-- begin Dataset records --

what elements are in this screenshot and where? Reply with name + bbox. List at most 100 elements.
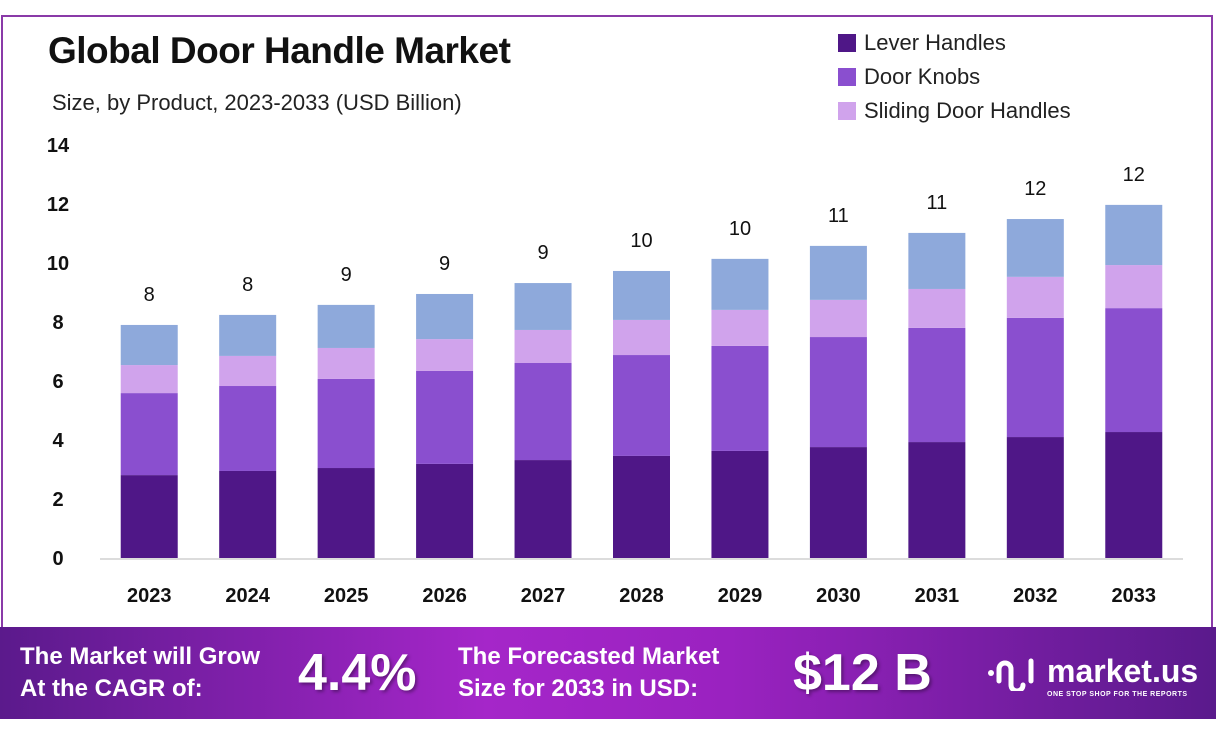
forecast-value: $12 B: [793, 644, 932, 702]
bar-segment-lever-handles: [613, 455, 670, 558]
bar-segment-sliding-door-handles: [416, 339, 474, 371]
bar-segment-series-4: [809, 245, 867, 300]
cagr-label-line: At the CAGR of:: [20, 675, 203, 702]
bar-segment-door-knobs: [711, 345, 769, 451]
y-tick-label: 12: [47, 194, 69, 216]
bar-segment-sliding-door-handles: [711, 309, 769, 346]
x-tick-label: 2023: [127, 585, 172, 607]
bar-segment-door-knobs: [613, 355, 670, 456]
forecast-label-line: Size for 2033 in USD:: [458, 675, 699, 702]
bar-segment-lever-handles: [219, 470, 277, 558]
y-tick-label: 14: [47, 135, 70, 157]
legend-item-sliding-door-handles: Sliding Door Handles: [838, 94, 1071, 128]
cagr-value: 4.4%: [298, 644, 417, 702]
legend-swatch: [838, 34, 856, 52]
bar-segment-lever-handles: [317, 468, 375, 558]
legend-item-lever-handles: Lever Handles: [838, 26, 1071, 60]
cagr-label: The Market will Grow At the CAGR of:: [20, 641, 260, 705]
y-tick-label: 0: [52, 548, 63, 570]
bar-segment-series-4: [317, 304, 375, 348]
bar-segment-series-4: [711, 258, 769, 310]
y-tick-label: 6: [52, 371, 63, 393]
total-label: 11: [926, 192, 947, 214]
x-tick-label: 2030: [816, 585, 861, 607]
bar-segment-series-4: [120, 324, 178, 366]
x-tick-label: 2029: [718, 585, 763, 607]
bar-segment-door-knobs: [514, 363, 572, 461]
bar-segment-door-knobs: [809, 337, 867, 448]
cagr-label-line: The Market will Grow: [20, 643, 261, 670]
bar-segment-sliding-door-handles: [219, 355, 277, 387]
legend-label: Lever Handles: [864, 30, 1006, 55]
legend-swatch: [838, 102, 856, 120]
bar-segment-series-4: [514, 283, 572, 330]
bar-segment-door-knobs: [908, 327, 966, 443]
total-label: 10: [630, 230, 652, 252]
bar-segment-sliding-door-handles: [1105, 265, 1163, 309]
bar-segment-lever-handles: [1105, 432, 1163, 558]
chart-subtitle: Size, by Product, 2023-2033 (USD Billion…: [52, 90, 462, 115]
bar-segment-lever-handles: [416, 463, 474, 558]
total-label: 8: [242, 274, 253, 296]
bar-segment-door-knobs: [219, 386, 277, 471]
total-label: 8: [144, 284, 155, 306]
bar-segment-series-4: [1006, 219, 1064, 277]
brand-logo: market.us ONE STOP SHOP FOR THE REPORTS: [985, 651, 1199, 698]
total-label: 12: [1024, 178, 1046, 200]
market-us-logo-icon: [988, 658, 1034, 691]
y-tick-label: 4: [52, 430, 64, 452]
bar-segment-sliding-door-handles: [908, 288, 966, 328]
x-tick-label: 2032: [1013, 585, 1058, 607]
total-label: 10: [729, 218, 751, 240]
bar-segment-sliding-door-handles: [613, 319, 670, 356]
bar-segment-series-4: [613, 270, 670, 320]
chart-title: Global Door Handle Market: [48, 30, 511, 71]
bar-segment-door-knobs: [416, 370, 474, 464]
y-tick-label: 8: [52, 312, 63, 334]
x-tick-label: 2025: [324, 585, 369, 607]
brand-tagline: ONE STOP SHOP FOR THE REPORTS: [1047, 691, 1188, 698]
y-tick-label: 10: [47, 253, 69, 275]
bar-segment-sliding-door-handles: [317, 347, 375, 379]
legend: Lever Handles Door Knobs Sliding Door Ha…: [838, 26, 1071, 128]
bar-segment-series-4: [219, 314, 277, 356]
bar-segment-lever-handles: [711, 450, 769, 558]
bar-segment-lever-handles: [1006, 437, 1064, 558]
bar-segment-door-knobs: [120, 393, 178, 476]
x-tick-label: 2024: [225, 585, 270, 607]
bar-segment-lever-handles: [908, 442, 966, 558]
forecast-label-line: The Forecasted Market: [458, 643, 720, 670]
forecast-label: The Forecasted Market Size for 2033 in US…: [458, 641, 719, 705]
bar-segment-sliding-door-handles: [514, 329, 572, 364]
bar-segment-door-knobs: [1006, 317, 1064, 438]
total-label: 9: [341, 264, 352, 286]
bar-segment-door-knobs: [1105, 308, 1163, 433]
x-tick-label: 2031: [915, 585, 960, 607]
y-tick-label: 2: [52, 489, 63, 511]
bar-segment-series-4: [908, 232, 966, 289]
legend-label: Door Knobs: [864, 64, 981, 89]
bar-segment-series-4: [1105, 204, 1163, 266]
total-label: 9: [439, 253, 450, 275]
x-tick-label: 2026: [422, 585, 467, 607]
legend-swatch: [838, 68, 856, 86]
bar-segment-sliding-door-handles: [1006, 276, 1064, 318]
bar-segment-sliding-door-handles: [120, 365, 178, 394]
total-label: 11: [828, 205, 849, 227]
x-tick-label: 2027: [521, 585, 566, 607]
bar-segment-series-4: [416, 293, 474, 340]
bar-segment-lever-handles: [809, 447, 867, 558]
footer-banner: The Market will Grow At the CAGR of: 4.4%…: [0, 627, 1216, 719]
bar-segment-lever-handles: [120, 475, 178, 558]
bar-segment-door-knobs: [317, 378, 375, 469]
x-tick-label: 2033: [1112, 585, 1157, 607]
brand-name: market.us: [1047, 652, 1199, 689]
total-label: 9: [537, 242, 548, 264]
total-label: 12: [1123, 164, 1145, 186]
bar-chart: 0 2 4 6 8 10 12 14 8 2023 8 2024 9 2025 9 2026 9 2027 10 20…: [47, 135, 1183, 607]
bar-segment-lever-handles: [514, 460, 572, 558]
legend-item-door-knobs: Door Knobs: [838, 60, 1071, 94]
x-tick-label: 2028: [619, 585, 664, 607]
legend-label: Sliding Door Handles: [864, 98, 1071, 123]
bar-segment-sliding-door-handles: [809, 299, 867, 338]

-- end Dataset records --

Aim of the exercise: Find each line in the data above that includes the word "Forecasted", and copy those lines.

Solved exercise:
forecast-label-line: The Forecasted Market: [458, 643, 720, 670]
forecast-label: The Forecasted Market Size for 2033 in US…: [458, 641, 719, 705]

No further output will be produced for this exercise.